== Written request ==
Return all the data, word for word.

== Recorded data ==
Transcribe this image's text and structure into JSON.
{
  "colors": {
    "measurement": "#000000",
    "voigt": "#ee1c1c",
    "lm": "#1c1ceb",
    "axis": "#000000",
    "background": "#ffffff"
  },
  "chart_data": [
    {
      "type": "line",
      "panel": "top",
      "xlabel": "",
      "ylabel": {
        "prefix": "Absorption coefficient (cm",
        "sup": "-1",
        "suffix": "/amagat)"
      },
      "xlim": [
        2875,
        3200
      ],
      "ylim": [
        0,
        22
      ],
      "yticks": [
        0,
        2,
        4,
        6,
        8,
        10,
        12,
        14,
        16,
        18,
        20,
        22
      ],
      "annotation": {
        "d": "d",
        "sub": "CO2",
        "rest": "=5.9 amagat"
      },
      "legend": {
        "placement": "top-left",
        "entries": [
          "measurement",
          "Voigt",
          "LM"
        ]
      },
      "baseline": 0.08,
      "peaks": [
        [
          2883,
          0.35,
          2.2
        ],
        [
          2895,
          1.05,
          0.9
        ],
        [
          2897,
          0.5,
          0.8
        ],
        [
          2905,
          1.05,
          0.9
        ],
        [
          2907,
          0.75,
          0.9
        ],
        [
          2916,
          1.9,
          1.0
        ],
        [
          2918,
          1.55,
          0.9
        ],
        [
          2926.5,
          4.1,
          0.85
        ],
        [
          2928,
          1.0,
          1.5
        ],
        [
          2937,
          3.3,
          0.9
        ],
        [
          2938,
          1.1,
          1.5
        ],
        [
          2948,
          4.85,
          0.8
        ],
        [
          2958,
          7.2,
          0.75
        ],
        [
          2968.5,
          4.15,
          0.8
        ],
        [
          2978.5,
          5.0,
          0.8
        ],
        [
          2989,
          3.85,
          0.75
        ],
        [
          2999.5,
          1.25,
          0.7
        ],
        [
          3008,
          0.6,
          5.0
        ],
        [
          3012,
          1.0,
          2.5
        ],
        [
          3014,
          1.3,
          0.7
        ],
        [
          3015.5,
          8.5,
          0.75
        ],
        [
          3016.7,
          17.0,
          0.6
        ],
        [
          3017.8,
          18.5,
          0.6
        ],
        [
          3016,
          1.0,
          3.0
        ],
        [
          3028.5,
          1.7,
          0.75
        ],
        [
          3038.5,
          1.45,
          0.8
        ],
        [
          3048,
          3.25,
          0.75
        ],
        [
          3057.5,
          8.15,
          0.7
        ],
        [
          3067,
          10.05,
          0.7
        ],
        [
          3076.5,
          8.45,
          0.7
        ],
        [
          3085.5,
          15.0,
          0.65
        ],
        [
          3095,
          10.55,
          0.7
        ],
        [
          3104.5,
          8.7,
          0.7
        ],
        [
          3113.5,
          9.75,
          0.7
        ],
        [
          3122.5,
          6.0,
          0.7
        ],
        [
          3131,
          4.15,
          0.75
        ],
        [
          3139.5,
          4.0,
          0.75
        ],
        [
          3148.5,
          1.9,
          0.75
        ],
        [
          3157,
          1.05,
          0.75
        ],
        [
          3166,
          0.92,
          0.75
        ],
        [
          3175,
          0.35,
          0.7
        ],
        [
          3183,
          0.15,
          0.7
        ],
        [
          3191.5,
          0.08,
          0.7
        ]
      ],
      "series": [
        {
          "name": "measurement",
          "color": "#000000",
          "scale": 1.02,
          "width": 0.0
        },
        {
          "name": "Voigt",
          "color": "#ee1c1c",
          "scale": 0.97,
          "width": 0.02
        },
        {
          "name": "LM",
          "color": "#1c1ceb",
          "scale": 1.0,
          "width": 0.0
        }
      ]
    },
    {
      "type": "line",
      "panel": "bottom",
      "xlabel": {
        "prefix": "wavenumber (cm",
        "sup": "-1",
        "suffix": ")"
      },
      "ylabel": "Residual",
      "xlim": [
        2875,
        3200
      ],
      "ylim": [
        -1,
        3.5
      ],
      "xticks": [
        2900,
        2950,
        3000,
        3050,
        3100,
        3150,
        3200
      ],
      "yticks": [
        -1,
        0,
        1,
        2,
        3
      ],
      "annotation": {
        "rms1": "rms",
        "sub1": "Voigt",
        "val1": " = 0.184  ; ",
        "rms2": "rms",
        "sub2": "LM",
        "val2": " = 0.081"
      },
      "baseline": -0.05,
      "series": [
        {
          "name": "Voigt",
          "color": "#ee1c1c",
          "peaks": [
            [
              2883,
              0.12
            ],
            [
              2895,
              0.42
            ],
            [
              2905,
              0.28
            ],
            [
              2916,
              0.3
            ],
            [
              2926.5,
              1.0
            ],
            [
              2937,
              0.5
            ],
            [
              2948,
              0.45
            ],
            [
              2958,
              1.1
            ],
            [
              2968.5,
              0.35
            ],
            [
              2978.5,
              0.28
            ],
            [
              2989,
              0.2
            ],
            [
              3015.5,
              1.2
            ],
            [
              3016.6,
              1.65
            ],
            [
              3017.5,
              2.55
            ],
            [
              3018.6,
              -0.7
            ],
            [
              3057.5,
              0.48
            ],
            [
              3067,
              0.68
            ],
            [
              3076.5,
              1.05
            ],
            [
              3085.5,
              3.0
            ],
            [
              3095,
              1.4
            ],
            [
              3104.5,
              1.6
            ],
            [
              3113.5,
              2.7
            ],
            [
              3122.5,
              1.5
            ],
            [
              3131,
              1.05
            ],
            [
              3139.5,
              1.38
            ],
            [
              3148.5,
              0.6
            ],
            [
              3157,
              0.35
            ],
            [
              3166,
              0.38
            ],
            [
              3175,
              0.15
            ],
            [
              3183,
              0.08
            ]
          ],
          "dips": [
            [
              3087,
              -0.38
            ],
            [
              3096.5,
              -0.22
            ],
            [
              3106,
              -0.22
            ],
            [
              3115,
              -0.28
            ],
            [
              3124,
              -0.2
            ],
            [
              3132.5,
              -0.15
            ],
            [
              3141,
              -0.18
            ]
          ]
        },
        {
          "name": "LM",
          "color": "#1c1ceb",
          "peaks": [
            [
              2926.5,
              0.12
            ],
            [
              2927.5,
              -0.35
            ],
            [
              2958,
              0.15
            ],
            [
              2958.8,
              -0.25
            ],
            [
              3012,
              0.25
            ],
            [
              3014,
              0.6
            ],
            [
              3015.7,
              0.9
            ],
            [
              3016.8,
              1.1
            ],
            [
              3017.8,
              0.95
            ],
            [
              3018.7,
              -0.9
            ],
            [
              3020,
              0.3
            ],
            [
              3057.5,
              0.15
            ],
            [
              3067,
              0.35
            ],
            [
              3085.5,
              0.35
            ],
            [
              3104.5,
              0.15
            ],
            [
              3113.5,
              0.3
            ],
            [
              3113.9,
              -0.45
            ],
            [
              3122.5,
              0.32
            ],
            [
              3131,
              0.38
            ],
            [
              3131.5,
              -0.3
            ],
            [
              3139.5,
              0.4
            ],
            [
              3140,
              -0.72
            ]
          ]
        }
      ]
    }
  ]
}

== Written answer ==
Transcribe this image's text and structure into JSON.
{
  "colors": {
    "measurement": "#000000",
    "voigt": "#ee1c1c",
    "lm": "#1c1ceb",
    "axis": "#000000",
    "background": "#ffffff"
  },
  "chart_data": [
    {
      "type": "line",
      "panel": "top",
      "xlabel": "",
      "ylabel": {
        "prefix": "Absorption coefficient (cm",
        "sup": "-1",
        "suffix": "/amagat)"
      },
      "xlim": [
        2875,
        3200
      ],
      "ylim": [
        0,
        22
      ],
      "yticks": [
        0,
        2,
        4,
        6,
        8,
        10,
        12,
        14,
        16,
        18,
        20,
        22
      ],
      "annotation": {
        "d": "d",
        "sub": "CO2",
        "rest": "=5.9 amagat"
      },
      "legend": {
        "placement": "top-left",
        "entries": [
          "measurement",
          "Voigt",
          "LM"
        ]
      },
      "baseline": 0.08,
      "peaks": [
        [
          2883,
          0.35,
          2.2
        ],
        [
          2895,
          1.05,
          0.9
        ],
        [
          2897,
          0.5,
          0.8
        ],
        [
          2905,
          1.05,
          0.9
        ],
        [
          2907,
          0.75,
          0.9
        ],
        [
          2916,
          1.9,
          1.0
        ],
        [
          2918,
          1.55,
          0.9
        ],
        [
          2926.5,
          4.1,
          0.85
        ],
        [
          2928,
          1.0,
          1.5
        ],
        [
          2937,
          3.3,
          0.9
        ],
        [
          2938,
          1.1,
          1.5
        ],
        [
          2948,
          4.85,
          0.8
        ],
        [
          2958,
          7.2,
          0.75
        ],
        [
          2968.5,
          4.15,
          0.8
        ],
        [
          2978.5,
          5.0,
          0.8
        ],
        [
          2989,
          3.85,
          0.75
        ],
        [
          2999.5,
          1.25,
          0.7
        ],
        [
          3008,
          0.6,
          5.0
        ],
        [
          3012,
          1.0,
          2.5
        ],
        [
          3014,
          1.3,
          0.7
        ],
        [
          3015.5,
          8.5,
          0.75
        ],
        [
          3016.7,
          17.0,
          0.6
        ],
        [
          3017.8,
          18.5,
          0.6
        ],
        [
          3016,
          1.0,
          3.0
        ],
        [
          3028.5,
          1.7,
          0.75
        ],
        [
          3038.5,
          1.45,
          0.8
        ],
        [
          3048,
          3.25,
          0.75
        ],
        [
          3057.5,
          8.15,
          0.7
        ],
        [
          3067,
          10.05,
          0.7
        ],
        [
          3076.5,
          8.45,
          0.7
        ],
        [
          3085.5,
          15.0,
          0.65
        ],
        [
          3095,
          10.55,
          0.7
        ],
        [
          3104.5,
          8.7,
          0.7
        ],
        [
          3113.5,
          9.75,
          0.7
        ],
        [
          3122.5,
          6.0,
          0.7
        ],
        [
          3131,
          4.15,
          0.75
        ],
        [
          3139.5,
          4.0,
          0.75
        ],
        [
          3148.5,
          1.9,
          0.75
        ],
        [
          3157,
          1.05,
          0.75
        ],
        [
          3166,
          0.92,
          0.75
        ],
        [
          3175,
          0.35,
          0.7
        ],
        [
          3183,
          0.15,
          0.7
        ],
        [
          3191.5,
          0.08,
          0.7
        ]
      ],
      "series": [
        {
          "name": "measurement",
          "color": "#000000",
          "scale": 1.02,
          "width": 0.0
        },
        {
          "name": "Voigt",
          "color": "#ee1c1c",
          "scale": 0.97,
          "width": 0.02
        },
        {
          "name": "LM",
          "color": "#1c1ceb",
          "scale": 1.0,
          "width": 0.0
        }
      ]
    },
    {
      "type": "line",
      "panel": "bottom",
      "xlabel": {
        "prefix": "wavenumber (cm",
        "sup": "-1",
        "suffix": ")"
      },
      "ylabel": "Residual",
      "xlim": [
        2875,
        3200
      ],
      "ylim": [
        -1,
        3.5
      ],
      "xticks": [
        2900,
        2950,
        3000,
        3050,
        3100,
        3150,
        3200
      ],
      "yticks": [
        -1,
        0,
        1,
        2,
        3
      ],
      "annotation": {
        "rms1": "rms",
        "sub1": "Voigt",
        "val1": " = 0.184  ; ",
        "rms2": "rms",
        "sub2": "LM",
        "val2": " = 0.081"
      },
      "baseline": -0.05,
      "series": [
        {
          "name": "Voigt",
          "color": "#ee1c1c",
          "peaks": [
            [
              2883,
              0.12
            ],
            [
              2895,
              0.42
            ],
            [
              2905,
              0.28
            ],
            [
              2916,
              0.3
            ],
            [
              2926.5,
              1.0
            ],
            [
              2937,
              0.5
            ],
            [
              2948,
              0.45
            ],
            [
              2958,
              1.1
            ],
            [
              2968.5,
              0.35
            ],
            [
              2978.5,
              0.28
            ],
            [
              2989,
              0.2
            ],
            [
              3015.5,
              1.2
            ],
            [
              3016.6,
              1.65
            ],
            [
              3017.5,
              2.55
            ],
            [
              3018.6,
              -0.7
            ],
            [
              3057.5,
              0.48
            ],
            [
              3067,
              0.68
            ],
            [
              3076.5,
              1.05
            ],
            [
              3085.5,
              3.0
            ],
            [
              3095,
              1.4
            ],
            [
              3104.5,
              1.6
            ],
            [
              3113.5,
              2.7
            ],
            [
              3122.5,
              1.5
            ],
            [
              3131,
              1.05
            ],
            [
              3139.5,
              1.38
            ],
            [
              3148.5,
              0.6
            ],
            [
              3157,
              0.35
            ],
            [
              3166,
              0.38
            ],
            [
              3175,
              0.15
            ],
            [
              3183,
              0.08
            ]
          ],
          "dips": [
            [
              3087,
              -0.38
            ],
            [
              3096.5,
              -0.22
            ],
            [
              3106,
              -0.22
            ],
            [
              3115,
              -0.28
            ],
            [
              3124,
              -0.2
            ],
            [
              3132.5,
              -0.15
            ],
            [
              3141,
              -0.18
            ]
          ]
        },
        {
          "name": "LM",
          "color": "#1c1ceb",
          "peaks": [
            [
              2926.5,
              0.12
            ],
            [
              2927.5,
              -0.35
            ],
            [
              2958,
              0.15
            ],
            [
              2958.8,
              -0.25
            ],
            [
              3012,
              0.25
            ],
            [
              3014,
              0.6
            ],
            [
              3015.7,
              0.9
            ],
            [
              3016.8,
              1.1
            ],
            [
              3017.8,
              0.95
            ],
            [
              3018.7,
              -0.9
            ],
            [
              3020,
              0.3
            ],
            [
              3057.5,
              0.15
            ],
            [
              3067,
              0.35
            ],
            [
              3085.5,
              0.35
            ],
            [
              3104.5,
              0.15
            ],
            [
              3113.5,
              0.3
            ],
            [
              3113.9,
              -0.45
            ],
            [
              3122.5,
              0.32
            ],
            [
              3131,
              0.38
            ],
            [
              3131.5,
              -0.3
            ],
            [
              3139.5,
              0.4
            ],
            [
              3140,
              -0.72
            ]
          ]
        }
      ]
    }
  ]
}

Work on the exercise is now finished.